**Stated exercise:**
Find each line with the string "Salpeter" and report it.

(Dataset listings of figures)
>> begin
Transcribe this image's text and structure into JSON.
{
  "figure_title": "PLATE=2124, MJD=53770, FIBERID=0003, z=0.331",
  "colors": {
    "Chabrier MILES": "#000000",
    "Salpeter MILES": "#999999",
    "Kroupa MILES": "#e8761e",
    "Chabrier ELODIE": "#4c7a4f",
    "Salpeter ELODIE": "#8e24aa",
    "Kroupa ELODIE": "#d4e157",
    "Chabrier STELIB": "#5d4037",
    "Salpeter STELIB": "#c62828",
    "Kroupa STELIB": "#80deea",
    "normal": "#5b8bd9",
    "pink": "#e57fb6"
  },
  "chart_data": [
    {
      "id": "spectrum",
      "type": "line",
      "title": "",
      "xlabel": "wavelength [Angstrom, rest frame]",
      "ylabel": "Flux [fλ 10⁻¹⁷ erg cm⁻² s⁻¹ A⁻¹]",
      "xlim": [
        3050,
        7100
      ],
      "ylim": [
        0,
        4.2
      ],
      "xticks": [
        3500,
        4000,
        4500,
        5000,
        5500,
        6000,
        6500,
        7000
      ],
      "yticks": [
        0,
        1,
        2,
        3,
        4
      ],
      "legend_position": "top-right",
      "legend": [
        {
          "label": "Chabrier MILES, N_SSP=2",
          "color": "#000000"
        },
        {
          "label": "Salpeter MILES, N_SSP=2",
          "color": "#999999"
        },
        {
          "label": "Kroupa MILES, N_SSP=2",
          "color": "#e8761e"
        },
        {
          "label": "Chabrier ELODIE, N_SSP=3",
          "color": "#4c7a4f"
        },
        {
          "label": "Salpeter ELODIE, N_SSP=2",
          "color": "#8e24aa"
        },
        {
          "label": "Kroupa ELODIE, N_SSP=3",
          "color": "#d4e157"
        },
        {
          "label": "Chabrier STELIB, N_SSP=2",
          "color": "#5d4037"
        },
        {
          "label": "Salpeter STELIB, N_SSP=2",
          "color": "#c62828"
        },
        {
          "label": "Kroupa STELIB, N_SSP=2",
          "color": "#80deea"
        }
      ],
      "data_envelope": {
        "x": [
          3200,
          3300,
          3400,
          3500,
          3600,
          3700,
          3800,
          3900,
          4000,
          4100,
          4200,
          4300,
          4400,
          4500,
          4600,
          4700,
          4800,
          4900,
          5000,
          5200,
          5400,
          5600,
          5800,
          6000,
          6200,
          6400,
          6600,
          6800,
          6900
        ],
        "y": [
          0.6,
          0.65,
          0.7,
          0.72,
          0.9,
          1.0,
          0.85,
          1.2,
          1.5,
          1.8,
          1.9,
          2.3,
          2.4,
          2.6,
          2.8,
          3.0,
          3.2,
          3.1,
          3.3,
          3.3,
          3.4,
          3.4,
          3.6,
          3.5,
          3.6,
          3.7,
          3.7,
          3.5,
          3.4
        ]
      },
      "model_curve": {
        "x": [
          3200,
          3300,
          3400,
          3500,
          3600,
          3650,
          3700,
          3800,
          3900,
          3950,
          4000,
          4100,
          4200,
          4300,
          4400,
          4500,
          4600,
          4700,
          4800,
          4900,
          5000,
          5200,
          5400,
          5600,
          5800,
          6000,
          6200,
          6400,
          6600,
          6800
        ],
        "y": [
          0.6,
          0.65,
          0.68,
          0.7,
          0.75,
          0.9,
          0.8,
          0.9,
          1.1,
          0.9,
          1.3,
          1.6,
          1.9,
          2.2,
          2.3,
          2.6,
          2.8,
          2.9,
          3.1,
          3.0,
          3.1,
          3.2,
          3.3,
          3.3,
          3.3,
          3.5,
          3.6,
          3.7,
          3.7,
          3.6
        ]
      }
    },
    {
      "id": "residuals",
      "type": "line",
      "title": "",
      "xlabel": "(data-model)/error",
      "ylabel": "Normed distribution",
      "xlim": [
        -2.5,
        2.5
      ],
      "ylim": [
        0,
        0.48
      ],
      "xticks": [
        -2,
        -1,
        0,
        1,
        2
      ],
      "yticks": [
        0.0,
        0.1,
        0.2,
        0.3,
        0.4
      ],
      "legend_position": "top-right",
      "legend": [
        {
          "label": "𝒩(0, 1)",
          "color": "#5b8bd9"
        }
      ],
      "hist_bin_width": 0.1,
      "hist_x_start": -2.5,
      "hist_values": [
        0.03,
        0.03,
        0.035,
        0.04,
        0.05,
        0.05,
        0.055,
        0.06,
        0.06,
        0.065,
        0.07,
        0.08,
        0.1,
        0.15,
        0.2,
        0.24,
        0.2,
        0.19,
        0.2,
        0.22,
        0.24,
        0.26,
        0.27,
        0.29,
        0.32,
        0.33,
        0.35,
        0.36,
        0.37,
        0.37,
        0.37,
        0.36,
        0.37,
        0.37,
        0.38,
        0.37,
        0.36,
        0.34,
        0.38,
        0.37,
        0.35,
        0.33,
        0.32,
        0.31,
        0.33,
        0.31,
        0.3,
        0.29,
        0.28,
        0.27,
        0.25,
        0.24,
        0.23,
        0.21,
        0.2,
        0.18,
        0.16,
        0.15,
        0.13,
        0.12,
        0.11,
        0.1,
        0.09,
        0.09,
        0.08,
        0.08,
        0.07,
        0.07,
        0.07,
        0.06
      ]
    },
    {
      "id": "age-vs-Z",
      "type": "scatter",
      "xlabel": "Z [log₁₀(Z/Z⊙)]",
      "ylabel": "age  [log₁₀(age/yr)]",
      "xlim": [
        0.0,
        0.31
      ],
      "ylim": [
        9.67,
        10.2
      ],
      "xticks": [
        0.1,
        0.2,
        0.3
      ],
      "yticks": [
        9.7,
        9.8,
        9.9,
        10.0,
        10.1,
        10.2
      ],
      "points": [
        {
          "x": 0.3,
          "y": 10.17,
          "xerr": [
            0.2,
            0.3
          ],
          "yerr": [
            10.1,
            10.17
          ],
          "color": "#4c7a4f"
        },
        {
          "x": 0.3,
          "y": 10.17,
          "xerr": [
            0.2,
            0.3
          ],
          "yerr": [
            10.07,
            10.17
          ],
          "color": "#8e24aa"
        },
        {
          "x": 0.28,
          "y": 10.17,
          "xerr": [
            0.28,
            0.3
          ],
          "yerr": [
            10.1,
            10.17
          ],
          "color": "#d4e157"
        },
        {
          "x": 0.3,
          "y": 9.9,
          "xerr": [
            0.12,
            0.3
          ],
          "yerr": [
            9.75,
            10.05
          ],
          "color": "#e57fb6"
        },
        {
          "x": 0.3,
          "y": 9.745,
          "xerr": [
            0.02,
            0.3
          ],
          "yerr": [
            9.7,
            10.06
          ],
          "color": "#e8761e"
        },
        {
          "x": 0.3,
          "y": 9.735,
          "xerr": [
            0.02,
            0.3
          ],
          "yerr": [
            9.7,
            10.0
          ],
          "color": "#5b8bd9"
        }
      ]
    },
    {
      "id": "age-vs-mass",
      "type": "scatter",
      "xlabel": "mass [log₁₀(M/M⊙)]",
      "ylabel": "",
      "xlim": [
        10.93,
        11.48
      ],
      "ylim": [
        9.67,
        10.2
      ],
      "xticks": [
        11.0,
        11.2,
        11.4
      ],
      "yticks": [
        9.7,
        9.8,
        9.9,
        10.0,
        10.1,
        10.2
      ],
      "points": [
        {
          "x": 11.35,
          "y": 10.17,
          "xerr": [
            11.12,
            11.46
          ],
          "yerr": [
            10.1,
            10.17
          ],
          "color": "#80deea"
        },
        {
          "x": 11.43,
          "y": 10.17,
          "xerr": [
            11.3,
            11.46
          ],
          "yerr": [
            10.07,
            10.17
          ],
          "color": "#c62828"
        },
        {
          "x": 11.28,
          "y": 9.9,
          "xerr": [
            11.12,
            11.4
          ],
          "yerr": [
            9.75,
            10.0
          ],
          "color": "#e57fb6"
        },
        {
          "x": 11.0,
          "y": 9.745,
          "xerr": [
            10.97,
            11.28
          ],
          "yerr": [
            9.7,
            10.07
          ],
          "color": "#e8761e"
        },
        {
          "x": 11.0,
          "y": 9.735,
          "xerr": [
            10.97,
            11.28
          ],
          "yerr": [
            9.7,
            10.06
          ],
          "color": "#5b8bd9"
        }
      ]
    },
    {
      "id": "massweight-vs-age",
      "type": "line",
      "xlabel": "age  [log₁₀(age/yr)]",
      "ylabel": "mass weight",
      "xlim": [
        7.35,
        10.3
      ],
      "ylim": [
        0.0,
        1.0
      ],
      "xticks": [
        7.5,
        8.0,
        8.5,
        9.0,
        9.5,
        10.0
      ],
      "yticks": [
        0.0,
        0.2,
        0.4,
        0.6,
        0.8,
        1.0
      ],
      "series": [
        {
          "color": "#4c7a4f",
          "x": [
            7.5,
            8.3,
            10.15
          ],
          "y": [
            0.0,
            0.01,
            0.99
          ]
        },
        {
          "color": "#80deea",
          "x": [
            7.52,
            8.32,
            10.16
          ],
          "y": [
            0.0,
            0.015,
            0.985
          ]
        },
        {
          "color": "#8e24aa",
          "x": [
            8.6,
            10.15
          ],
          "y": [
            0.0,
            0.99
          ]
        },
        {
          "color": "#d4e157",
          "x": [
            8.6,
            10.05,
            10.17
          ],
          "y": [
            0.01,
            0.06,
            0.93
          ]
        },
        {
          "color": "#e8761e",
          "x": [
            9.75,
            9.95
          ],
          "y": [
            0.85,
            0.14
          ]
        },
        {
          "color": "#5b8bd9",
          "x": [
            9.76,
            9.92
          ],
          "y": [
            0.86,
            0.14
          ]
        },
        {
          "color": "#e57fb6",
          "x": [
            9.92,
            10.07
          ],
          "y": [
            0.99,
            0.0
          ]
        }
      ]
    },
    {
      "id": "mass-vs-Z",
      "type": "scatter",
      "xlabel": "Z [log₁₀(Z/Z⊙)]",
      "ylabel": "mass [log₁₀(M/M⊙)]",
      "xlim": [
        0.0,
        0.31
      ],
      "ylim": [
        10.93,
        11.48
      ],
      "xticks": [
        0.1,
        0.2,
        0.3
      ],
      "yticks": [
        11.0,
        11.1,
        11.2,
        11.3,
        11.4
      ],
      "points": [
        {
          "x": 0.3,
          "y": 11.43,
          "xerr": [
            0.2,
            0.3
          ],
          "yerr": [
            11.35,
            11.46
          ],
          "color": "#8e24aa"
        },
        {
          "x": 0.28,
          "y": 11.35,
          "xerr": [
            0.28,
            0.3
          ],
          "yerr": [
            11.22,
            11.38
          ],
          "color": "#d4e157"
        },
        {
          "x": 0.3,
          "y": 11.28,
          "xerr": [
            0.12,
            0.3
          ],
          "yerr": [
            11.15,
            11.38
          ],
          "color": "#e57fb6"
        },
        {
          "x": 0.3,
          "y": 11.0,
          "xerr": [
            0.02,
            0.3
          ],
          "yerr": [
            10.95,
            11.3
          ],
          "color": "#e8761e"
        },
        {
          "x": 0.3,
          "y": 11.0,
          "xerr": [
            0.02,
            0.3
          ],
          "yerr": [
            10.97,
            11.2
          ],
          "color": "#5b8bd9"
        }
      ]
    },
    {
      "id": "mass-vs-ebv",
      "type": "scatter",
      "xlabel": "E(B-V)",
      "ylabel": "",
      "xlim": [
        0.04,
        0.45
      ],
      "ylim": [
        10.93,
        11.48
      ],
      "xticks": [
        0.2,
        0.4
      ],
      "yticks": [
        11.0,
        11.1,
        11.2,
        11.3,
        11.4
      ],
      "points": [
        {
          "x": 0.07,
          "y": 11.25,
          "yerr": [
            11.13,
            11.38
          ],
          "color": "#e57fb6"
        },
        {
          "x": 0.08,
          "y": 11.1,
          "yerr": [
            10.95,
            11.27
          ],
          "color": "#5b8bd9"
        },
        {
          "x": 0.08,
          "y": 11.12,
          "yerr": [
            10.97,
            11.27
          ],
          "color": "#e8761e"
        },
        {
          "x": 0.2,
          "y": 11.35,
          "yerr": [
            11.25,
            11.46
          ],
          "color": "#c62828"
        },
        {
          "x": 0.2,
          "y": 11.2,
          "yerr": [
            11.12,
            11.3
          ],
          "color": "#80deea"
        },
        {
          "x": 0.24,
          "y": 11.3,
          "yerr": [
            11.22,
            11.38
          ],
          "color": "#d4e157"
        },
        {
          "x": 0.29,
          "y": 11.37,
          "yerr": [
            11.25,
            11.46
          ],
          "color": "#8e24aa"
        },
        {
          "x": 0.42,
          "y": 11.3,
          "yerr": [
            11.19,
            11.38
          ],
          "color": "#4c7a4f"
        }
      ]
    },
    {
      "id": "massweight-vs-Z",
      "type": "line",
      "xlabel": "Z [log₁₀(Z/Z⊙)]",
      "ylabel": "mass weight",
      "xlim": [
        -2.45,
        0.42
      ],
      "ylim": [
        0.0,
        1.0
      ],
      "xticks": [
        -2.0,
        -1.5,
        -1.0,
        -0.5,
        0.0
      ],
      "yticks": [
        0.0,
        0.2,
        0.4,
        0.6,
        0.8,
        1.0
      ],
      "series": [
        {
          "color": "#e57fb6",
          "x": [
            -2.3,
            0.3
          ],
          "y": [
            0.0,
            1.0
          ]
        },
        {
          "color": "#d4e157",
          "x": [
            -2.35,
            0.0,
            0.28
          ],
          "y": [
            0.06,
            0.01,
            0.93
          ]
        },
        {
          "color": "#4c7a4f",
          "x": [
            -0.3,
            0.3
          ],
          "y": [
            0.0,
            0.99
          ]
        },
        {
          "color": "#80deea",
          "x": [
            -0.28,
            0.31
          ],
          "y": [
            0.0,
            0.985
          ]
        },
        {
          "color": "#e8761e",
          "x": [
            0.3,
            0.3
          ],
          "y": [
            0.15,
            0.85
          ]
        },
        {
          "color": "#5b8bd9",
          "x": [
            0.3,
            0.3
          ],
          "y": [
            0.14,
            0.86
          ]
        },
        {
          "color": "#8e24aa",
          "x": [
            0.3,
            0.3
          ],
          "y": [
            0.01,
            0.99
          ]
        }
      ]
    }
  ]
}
>> end
**Result of this task:**
    "Salpeter MILES": "#999999",
    "Salpeter ELODIE": "#8e24aa",
    "Salpeter STELIB": "#c62828",
          "label": "Salpeter MILES, N_SSP=2",
          "label": "Salpeter ELODIE, N_SSP=2",
          "label": "Salpeter STELIB, N_SSP=2",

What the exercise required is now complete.